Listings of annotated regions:
+++

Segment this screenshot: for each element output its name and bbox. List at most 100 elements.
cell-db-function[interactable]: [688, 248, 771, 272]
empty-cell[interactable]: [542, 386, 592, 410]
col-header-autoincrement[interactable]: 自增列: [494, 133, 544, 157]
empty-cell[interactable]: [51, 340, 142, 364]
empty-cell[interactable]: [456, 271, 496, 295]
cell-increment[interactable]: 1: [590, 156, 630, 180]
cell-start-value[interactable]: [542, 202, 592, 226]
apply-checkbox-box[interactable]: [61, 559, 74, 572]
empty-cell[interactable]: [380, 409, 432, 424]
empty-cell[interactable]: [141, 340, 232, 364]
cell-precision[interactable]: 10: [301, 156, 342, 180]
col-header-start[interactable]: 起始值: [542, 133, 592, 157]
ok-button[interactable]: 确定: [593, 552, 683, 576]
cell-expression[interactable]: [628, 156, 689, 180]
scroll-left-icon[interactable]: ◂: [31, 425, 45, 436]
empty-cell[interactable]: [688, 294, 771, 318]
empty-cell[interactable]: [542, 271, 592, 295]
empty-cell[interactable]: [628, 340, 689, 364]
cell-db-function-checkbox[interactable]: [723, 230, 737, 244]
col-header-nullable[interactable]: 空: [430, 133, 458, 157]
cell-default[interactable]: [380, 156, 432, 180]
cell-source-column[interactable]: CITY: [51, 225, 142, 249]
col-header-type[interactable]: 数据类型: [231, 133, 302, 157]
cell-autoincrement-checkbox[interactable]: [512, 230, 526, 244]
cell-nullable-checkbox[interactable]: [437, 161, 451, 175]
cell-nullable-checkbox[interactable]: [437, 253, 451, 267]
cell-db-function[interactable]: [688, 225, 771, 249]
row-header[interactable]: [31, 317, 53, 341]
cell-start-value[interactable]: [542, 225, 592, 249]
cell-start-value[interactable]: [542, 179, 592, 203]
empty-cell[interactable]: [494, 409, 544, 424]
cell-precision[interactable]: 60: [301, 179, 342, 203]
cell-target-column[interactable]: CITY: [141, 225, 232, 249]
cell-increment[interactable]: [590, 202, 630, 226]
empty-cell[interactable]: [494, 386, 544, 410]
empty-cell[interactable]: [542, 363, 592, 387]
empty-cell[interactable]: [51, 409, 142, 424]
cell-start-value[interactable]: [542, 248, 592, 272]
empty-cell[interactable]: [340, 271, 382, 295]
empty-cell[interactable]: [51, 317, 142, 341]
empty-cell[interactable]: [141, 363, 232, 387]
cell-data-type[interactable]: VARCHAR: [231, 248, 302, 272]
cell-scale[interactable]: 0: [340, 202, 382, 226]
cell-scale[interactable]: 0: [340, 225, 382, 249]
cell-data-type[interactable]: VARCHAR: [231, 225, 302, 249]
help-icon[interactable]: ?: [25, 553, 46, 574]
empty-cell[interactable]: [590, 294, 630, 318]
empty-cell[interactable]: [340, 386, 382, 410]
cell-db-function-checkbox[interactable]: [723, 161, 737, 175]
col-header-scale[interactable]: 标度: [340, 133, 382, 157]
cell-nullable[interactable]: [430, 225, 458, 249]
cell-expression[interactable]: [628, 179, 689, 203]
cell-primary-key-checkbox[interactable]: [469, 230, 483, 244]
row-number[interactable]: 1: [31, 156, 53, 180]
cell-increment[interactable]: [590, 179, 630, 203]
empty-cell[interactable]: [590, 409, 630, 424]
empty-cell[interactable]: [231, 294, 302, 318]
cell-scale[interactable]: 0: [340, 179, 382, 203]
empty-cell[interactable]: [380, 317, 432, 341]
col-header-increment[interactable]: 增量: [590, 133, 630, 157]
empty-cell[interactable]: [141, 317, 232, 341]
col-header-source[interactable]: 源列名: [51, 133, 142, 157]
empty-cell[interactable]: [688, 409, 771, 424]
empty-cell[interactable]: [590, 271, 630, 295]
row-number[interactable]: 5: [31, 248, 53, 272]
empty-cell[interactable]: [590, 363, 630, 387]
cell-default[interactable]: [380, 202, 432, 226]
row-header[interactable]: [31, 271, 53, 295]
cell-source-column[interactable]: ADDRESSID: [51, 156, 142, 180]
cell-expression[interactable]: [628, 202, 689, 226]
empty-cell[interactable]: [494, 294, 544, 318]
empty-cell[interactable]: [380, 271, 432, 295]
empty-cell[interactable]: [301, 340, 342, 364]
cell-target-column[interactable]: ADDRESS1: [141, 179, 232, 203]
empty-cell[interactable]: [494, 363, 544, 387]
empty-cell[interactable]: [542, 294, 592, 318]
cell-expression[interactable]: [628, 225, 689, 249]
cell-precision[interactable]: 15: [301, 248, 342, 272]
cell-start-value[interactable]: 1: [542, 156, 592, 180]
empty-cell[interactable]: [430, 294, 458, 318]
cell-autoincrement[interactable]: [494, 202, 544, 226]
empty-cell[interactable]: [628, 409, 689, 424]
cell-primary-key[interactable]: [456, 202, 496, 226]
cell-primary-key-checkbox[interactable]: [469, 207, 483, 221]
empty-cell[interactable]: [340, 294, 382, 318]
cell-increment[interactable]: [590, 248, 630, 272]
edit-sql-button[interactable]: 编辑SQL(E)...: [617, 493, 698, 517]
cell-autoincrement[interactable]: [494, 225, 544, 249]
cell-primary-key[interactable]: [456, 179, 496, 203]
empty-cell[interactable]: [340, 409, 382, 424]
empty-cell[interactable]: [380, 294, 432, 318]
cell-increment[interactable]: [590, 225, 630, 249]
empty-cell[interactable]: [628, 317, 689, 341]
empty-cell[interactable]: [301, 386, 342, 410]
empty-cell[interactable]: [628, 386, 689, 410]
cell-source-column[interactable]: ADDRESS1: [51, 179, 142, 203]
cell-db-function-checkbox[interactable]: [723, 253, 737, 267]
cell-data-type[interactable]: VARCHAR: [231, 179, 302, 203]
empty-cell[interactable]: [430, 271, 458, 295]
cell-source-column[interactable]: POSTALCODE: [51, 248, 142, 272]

+++

Problem requirements:
Reproduce each listing above line for line, changing nothing.

Answer for this exercise:
Segment this screenshot: for each element output its name and bbox. List at most 100 elements.
cell-db-function[interactable]: [688, 248, 771, 272]
empty-cell[interactable]: [542, 386, 592, 410]
col-header-autoincrement[interactable]: 自增列: [494, 133, 544, 157]
empty-cell[interactable]: [51, 340, 142, 364]
empty-cell[interactable]: [456, 271, 496, 295]
cell-increment[interactable]: 1: [590, 156, 630, 180]
cell-start-value[interactable]: [542, 202, 592, 226]
apply-checkbox-box[interactable]: [61, 559, 74, 572]
empty-cell[interactable]: [380, 409, 432, 424]
empty-cell[interactable]: [141, 340, 232, 364]
cell-precision[interactable]: 10: [301, 156, 342, 180]
col-header-start[interactable]: 起始值: [542, 133, 592, 157]
ok-button[interactable]: 确定: [593, 552, 683, 576]
cell-expression[interactable]: [628, 156, 689, 180]
scroll-left-icon[interactable]: ◂: [31, 425, 45, 436]
empty-cell[interactable]: [688, 294, 771, 318]
empty-cell[interactable]: [542, 271, 592, 295]
empty-cell[interactable]: [628, 340, 689, 364]
cell-db-function-checkbox[interactable]: [723, 230, 737, 244]
col-header-nullable[interactable]: 空: [430, 133, 458, 157]
cell-default[interactable]: [380, 156, 432, 180]
cell-source-column[interactable]: CITY: [51, 225, 142, 249]
col-header-type[interactable]: 数据类型: [231, 133, 302, 157]
cell-autoincrement-checkbox[interactable]: [512, 230, 526, 244]
cell-nullable-checkbox[interactable]: [437, 161, 451, 175]
cell-nullable-checkbox[interactable]: [437, 253, 451, 267]
cell-db-function[interactable]: [688, 225, 771, 249]
row-header[interactable]: [31, 317, 53, 341]
cell-start-value[interactable]: [542, 225, 592, 249]
cell-start-value[interactable]: [542, 179, 592, 203]
empty-cell[interactable]: [494, 409, 544, 424]
cell-precision[interactable]: 60: [301, 179, 342, 203]
cell-target-column[interactable]: CITY: [141, 225, 232, 249]
cell-increment[interactable]: [590, 202, 630, 226]
empty-cell[interactable]: [494, 386, 544, 410]
empty-cell[interactable]: [542, 363, 592, 387]
empty-cell[interactable]: [51, 409, 142, 424]
cell-start-value[interactable]: [542, 248, 592, 272]
empty-cell[interactable]: [340, 271, 382, 295]
empty-cell[interactable]: [51, 317, 142, 341]
empty-cell[interactable]: [141, 363, 232, 387]
cell-data-type[interactable]: VARCHAR: [231, 248, 302, 272]
cell-scale[interactable]: 0: [340, 202, 382, 226]
cell-scale[interactable]: 0: [340, 225, 382, 249]
cell-data-type[interactable]: VARCHAR: [231, 225, 302, 249]
help-icon[interactable]: ?: [25, 553, 46, 574]
empty-cell[interactable]: [590, 294, 630, 318]
empty-cell[interactable]: [340, 386, 382, 410]
cell-db-function-checkbox[interactable]: [723, 161, 737, 175]
col-header-scale[interactable]: 标度: [340, 133, 382, 157]
cell-nullable[interactable]: [430, 225, 458, 249]
cell-expression[interactable]: [628, 179, 689, 203]
cell-primary-key-checkbox[interactable]: [469, 230, 483, 244]
row-number[interactable]: 1: [31, 156, 53, 180]
cell-increment[interactable]: [590, 179, 630, 203]
empty-cell[interactable]: [590, 409, 630, 424]
empty-cell[interactable]: [231, 294, 302, 318]
cell-scale[interactable]: 0: [340, 179, 382, 203]
empty-cell[interactable]: [380, 317, 432, 341]
col-header-increment[interactable]: 增量: [590, 133, 630, 157]
empty-cell[interactable]: [141, 317, 232, 341]
col-header-source[interactable]: 源列名: [51, 133, 142, 157]
empty-cell[interactable]: [688, 409, 771, 424]
empty-cell[interactable]: [590, 271, 630, 295]
row-number[interactable]: 5: [31, 248, 53, 272]
empty-cell[interactable]: [590, 363, 630, 387]
cell-default[interactable]: [380, 202, 432, 226]
row-header[interactable]: [31, 271, 53, 295]
cell-source-column[interactable]: ADDRESSID: [51, 156, 142, 180]
cell-expression[interactable]: [628, 202, 689, 226]
empty-cell[interactable]: [494, 294, 544, 318]
empty-cell[interactable]: [380, 271, 432, 295]
empty-cell[interactable]: [301, 340, 342, 364]
cell-target-column[interactable]: ADDRESS1: [141, 179, 232, 203]
empty-cell[interactable]: [494, 363, 544, 387]
empty-cell[interactable]: [542, 294, 592, 318]
cell-expression[interactable]: [628, 225, 689, 249]
cell-precision[interactable]: 15: [301, 248, 342, 272]
cell-start-value[interactable]: 1: [542, 156, 592, 180]
empty-cell[interactable]: [430, 294, 458, 318]
cell-autoincrement[interactable]: [494, 202, 544, 226]
empty-cell[interactable]: [628, 409, 689, 424]
cell-primary-key[interactable]: [456, 202, 496, 226]
cell-primary-key-checkbox[interactable]: [469, 207, 483, 221]
empty-cell[interactable]: [340, 294, 382, 318]
cell-increment[interactable]: [590, 248, 630, 272]
edit-sql-button[interactable]: 编辑SQL(E)...: [617, 493, 698, 517]
cell-autoincrement[interactable]: [494, 225, 544, 249]
cell-primary-key[interactable]: [456, 179, 496, 203]
empty-cell[interactable]: [340, 409, 382, 424]
empty-cell[interactable]: [380, 294, 432, 318]
cell-increment[interactable]: [590, 225, 630, 249]
empty-cell[interactable]: [628, 317, 689, 341]
empty-cell[interactable]: [301, 386, 342, 410]
empty-cell[interactable]: [628, 386, 689, 410]
cell-source-column[interactable]: ADDRESS1: [51, 179, 142, 203]
cell-db-function-checkbox[interactable]: [723, 253, 737, 267]
cell-data-type[interactable]: VARCHAR: [231, 179, 302, 203]
empty-cell[interactable]: [430, 271, 458, 295]
cell-source-column[interactable]: POSTALCODE: [51, 248, 142, 272]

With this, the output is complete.